= WHAT YOU ARE ASKED TO DO =
Count the lines below that contain "JSON". Give only the number.

[start RECORD LIST]

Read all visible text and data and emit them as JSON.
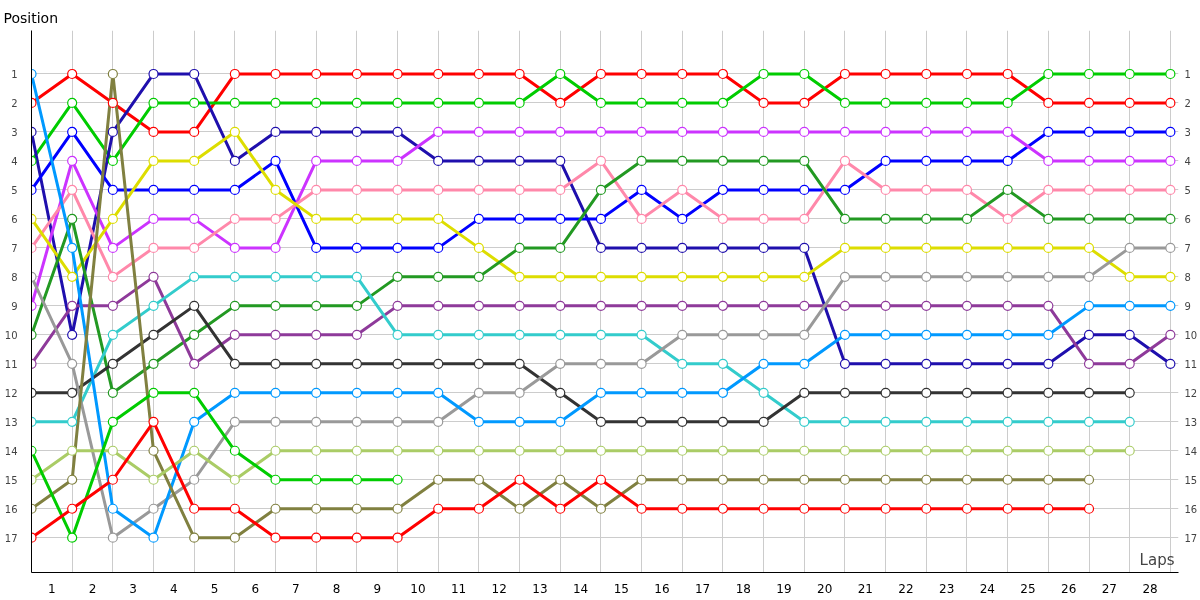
{
  "chart_data": {
    "type": "line",
    "xlabel": "Laps",
    "ylabel": "Position",
    "x": [
      0,
      1,
      2,
      3,
      4,
      5,
      6,
      7,
      8,
      9,
      10,
      11,
      12,
      13,
      14,
      15,
      16,
      17,
      18,
      19,
      20,
      21,
      22,
      23,
      24,
      25,
      26,
      27,
      28
    ],
    "series": [
      {
        "color": "#ff0000",
        "values": [
          2,
          1,
          2,
          3,
          3,
          1,
          1,
          1,
          1,
          1,
          1,
          1,
          1,
          2,
          1,
          1,
          1,
          1,
          2,
          2,
          1,
          1,
          1,
          1,
          1,
          2,
          2,
          2,
          2
        ]
      },
      {
        "color": "#00cc00",
        "values": [
          4,
          2,
          4,
          2,
          2,
          2,
          2,
          2,
          2,
          2,
          2,
          2,
          2,
          1,
          2,
          2,
          2,
          2,
          1,
          1,
          2,
          2,
          2,
          2,
          2,
          1,
          1,
          1,
          1
        ]
      },
      {
        "color": "#1f0fad",
        "values": [
          3,
          10,
          3,
          1,
          1,
          4,
          3,
          3,
          3,
          3,
          4,
          4,
          4,
          4,
          7,
          7,
          7,
          7,
          7,
          7,
          11,
          11,
          11,
          11,
          11,
          11,
          10,
          10,
          11
        ]
      },
      {
        "color": "#0000ff",
        "values": [
          5,
          3,
          5,
          5,
          5,
          5,
          4,
          7,
          7,
          7,
          7,
          6,
          6,
          6,
          6,
          5,
          6,
          5,
          5,
          5,
          5,
          4,
          4,
          4,
          4,
          3,
          3,
          3,
          3
        ]
      },
      {
        "color": "#cc33ff",
        "values": [
          9,
          4,
          7,
          6,
          6,
          7,
          7,
          4,
          4,
          4,
          3,
          3,
          3,
          3,
          3,
          3,
          3,
          3,
          3,
          3,
          3,
          3,
          3,
          3,
          3,
          4,
          4,
          4,
          4
        ]
      },
      {
        "color": "#ff88aa",
        "values": [
          7,
          5,
          8,
          7,
          7,
          6,
          6,
          5,
          5,
          5,
          5,
          5,
          5,
          5,
          4,
          6,
          5,
          6,
          6,
          6,
          4,
          5,
          5,
          5,
          6,
          5,
          5,
          5,
          5
        ]
      },
      {
        "color": "#dddd00",
        "values": [
          6,
          8,
          6,
          4,
          4,
          3,
          5,
          6,
          6,
          6,
          6,
          7,
          8,
          8,
          8,
          8,
          8,
          8,
          8,
          8,
          7,
          7,
          7,
          7,
          7,
          7,
          7,
          8,
          8
        ]
      },
      {
        "color": "#229922",
        "values": [
          10,
          6,
          12,
          11,
          10,
          9,
          9,
          9,
          9,
          8,
          8,
          8,
          7,
          7,
          5,
          4,
          4,
          4,
          4,
          4,
          6,
          6,
          6,
          6,
          5,
          6,
          6,
          6,
          6
        ]
      },
      {
        "color": "#8e3a9a",
        "values": [
          11,
          9,
          9,
          8,
          11,
          10,
          10,
          10,
          10,
          9,
          9,
          9,
          9,
          9,
          9,
          9,
          9,
          9,
          9,
          9,
          9,
          9,
          9,
          9,
          9,
          9,
          11,
          11,
          10
        ]
      },
      {
        "color": "#33cccc",
        "values": [
          13,
          13,
          10,
          9,
          8,
          8,
          8,
          8,
          8,
          10,
          10,
          10,
          10,
          10,
          10,
          10,
          11,
          11,
          12,
          13,
          13,
          13,
          13,
          13,
          13,
          13,
          13,
          13,
          null
        ]
      },
      {
        "color": "#333333",
        "values": [
          12,
          12,
          11,
          10,
          9,
          11,
          11,
          11,
          11,
          11,
          11,
          11,
          11,
          12,
          13,
          13,
          13,
          13,
          13,
          12,
          12,
          12,
          12,
          12,
          12,
          12,
          12,
          12,
          null
        ]
      },
      {
        "color": "#999999",
        "values": [
          8,
          11,
          17,
          16,
          15,
          13,
          13,
          13,
          13,
          13,
          13,
          12,
          12,
          11,
          11,
          11,
          10,
          10,
          10,
          10,
          8,
          8,
          8,
          8,
          8,
          8,
          8,
          7,
          7
        ]
      },
      {
        "color": "#0099ff",
        "values": [
          1,
          7,
          16,
          17,
          13,
          12,
          12,
          12,
          12,
          12,
          12,
          13,
          13,
          13,
          12,
          12,
          12,
          12,
          11,
          11,
          10,
          10,
          10,
          10,
          10,
          10,
          9,
          9,
          9
        ]
      },
      {
        "color": "#808040",
        "values": [
          16,
          15,
          1,
          14,
          17,
          17,
          16,
          16,
          16,
          16,
          15,
          15,
          16,
          15,
          16,
          15,
          15,
          15,
          15,
          15,
          15,
          15,
          15,
          15,
          15,
          15,
          15,
          null,
          null
        ]
      },
      {
        "color": "#aacc66",
        "values": [
          15,
          14,
          14,
          15,
          14,
          15,
          14,
          14,
          14,
          14,
          14,
          14,
          14,
          14,
          14,
          14,
          14,
          14,
          14,
          14,
          14,
          14,
          14,
          14,
          14,
          14,
          14,
          14,
          null
        ]
      },
      {
        "color": "#00cc00",
        "values": [
          14,
          17,
          13,
          12,
          12,
          14,
          15,
          15,
          15,
          15,
          null,
          null,
          null,
          null,
          null,
          null,
          null,
          null,
          null,
          null,
          null,
          null,
          null,
          null,
          null,
          null,
          null,
          null,
          null
        ]
      },
      {
        "color": "#ff0000",
        "values": [
          17,
          16,
          15,
          13,
          16,
          16,
          17,
          17,
          17,
          17,
          16,
          16,
          15,
          16,
          15,
          16,
          16,
          16,
          16,
          16,
          16,
          16,
          16,
          16,
          16,
          16,
          16,
          null,
          null
        ]
      }
    ],
    "xlim": [
      0,
      28.2
    ],
    "xticks": [
      {
        "value": 0.5,
        "label": "1"
      },
      {
        "value": 1.5,
        "label": "2"
      },
      {
        "value": 2.5,
        "label": "3"
      },
      {
        "value": 3.5,
        "label": "4"
      },
      {
        "value": 4.5,
        "label": "5"
      },
      {
        "value": 5.5,
        "label": "6"
      },
      {
        "value": 6.5,
        "label": "7"
      },
      {
        "value": 7.5,
        "label": "8"
      },
      {
        "value": 8.5,
        "label": "9"
      },
      {
        "value": 9.5,
        "label": "10"
      },
      {
        "value": 10.5,
        "label": "11"
      },
      {
        "value": 11.5,
        "label": "12"
      },
      {
        "value": 12.5,
        "label": "13"
      },
      {
        "value": 13.5,
        "label": "14"
      },
      {
        "value": 14.5,
        "label": "15"
      },
      {
        "value": 15.5,
        "label": "16"
      },
      {
        "value": 16.5,
        "label": "17"
      },
      {
        "value": 17.5,
        "label": "18"
      },
      {
        "value": 18.5,
        "label": "19"
      },
      {
        "value": 19.5,
        "label": "20"
      },
      {
        "value": 20.5,
        "label": "21"
      },
      {
        "value": 21.5,
        "label": "22"
      },
      {
        "value": 22.5,
        "label": "23"
      },
      {
        "value": 23.5,
        "label": "24"
      },
      {
        "value": 24.5,
        "label": "25"
      },
      {
        "value": 25.5,
        "label": "26"
      },
      {
        "value": 26.5,
        "label": "27"
      },
      {
        "value": 27.5,
        "label": "28"
      },
      {
        "value": 1,
        "label": null
      },
      {
        "value": 2,
        "label": null
      },
      {
        "value": 3,
        "label": null
      },
      {
        "value": 4,
        "label": null
      },
      {
        "value": 5,
        "label": null
      },
      {
        "value": 6,
        "label": null
      },
      {
        "value": 7,
        "label": null
      },
      {
        "value": 8,
        "label": null
      },
      {
        "value": 9,
        "label": null
      },
      {
        "value": 10,
        "label": null
      },
      {
        "value": 11,
        "label": null
      },
      {
        "value": 12,
        "label": null
      },
      {
        "value": 13,
        "label": null
      },
      {
        "value": 14,
        "label": null
      },
      {
        "value": 15,
        "label": null
      },
      {
        "value": 16,
        "label": null
      },
      {
        "value": 17,
        "label": null
      },
      {
        "value": 18,
        "label": null
      },
      {
        "value": 19,
        "label": null
      },
      {
        "value": 20,
        "label": null
      },
      {
        "value": 21,
        "label": null
      },
      {
        "value": 22,
        "label": null
      },
      {
        "value": 23,
        "label": null
      },
      {
        "value": 24,
        "label": null
      },
      {
        "value": 25,
        "label": null
      },
      {
        "value": 26,
        "label": null
      },
      {
        "value": 27,
        "label": null
      },
      {
        "value": 28,
        "label": null
      }
    ],
    "ylim": [
      18.2,
      -0.5
    ],
    "yticks": [
      1,
      2,
      3,
      4,
      5,
      6,
      7,
      8,
      9,
      10,
      11,
      12,
      13,
      14,
      15,
      16,
      17
    ],
    "y2lim": [
      18.2,
      -0.5
    ],
    "y2ticks": [
      1,
      2,
      3,
      4,
      5,
      6,
      7,
      8,
      9,
      10,
      11,
      12,
      13,
      14,
      15,
      16,
      17
    ],
    "grid": true,
    "marker": "circle"
  }
}
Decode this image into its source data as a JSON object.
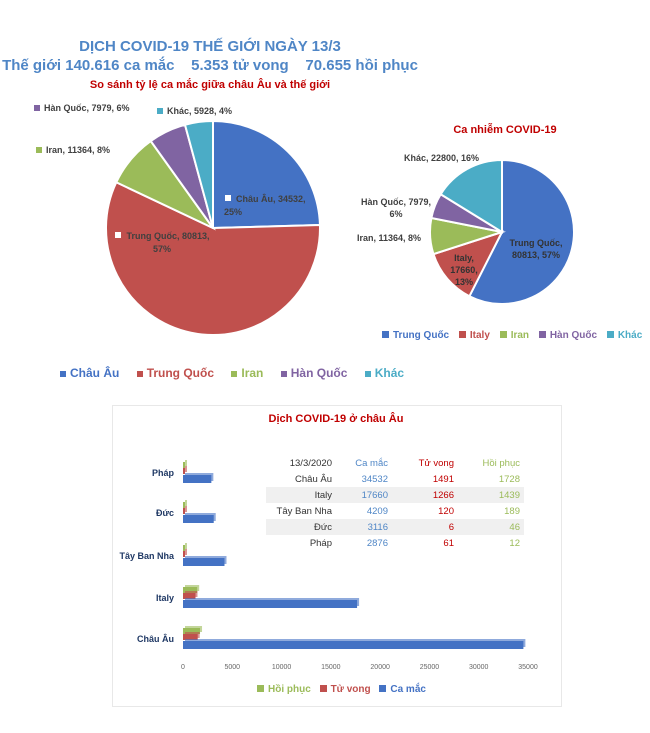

[end RECORD LIST]

= ANSWER FOR THE TASK =
2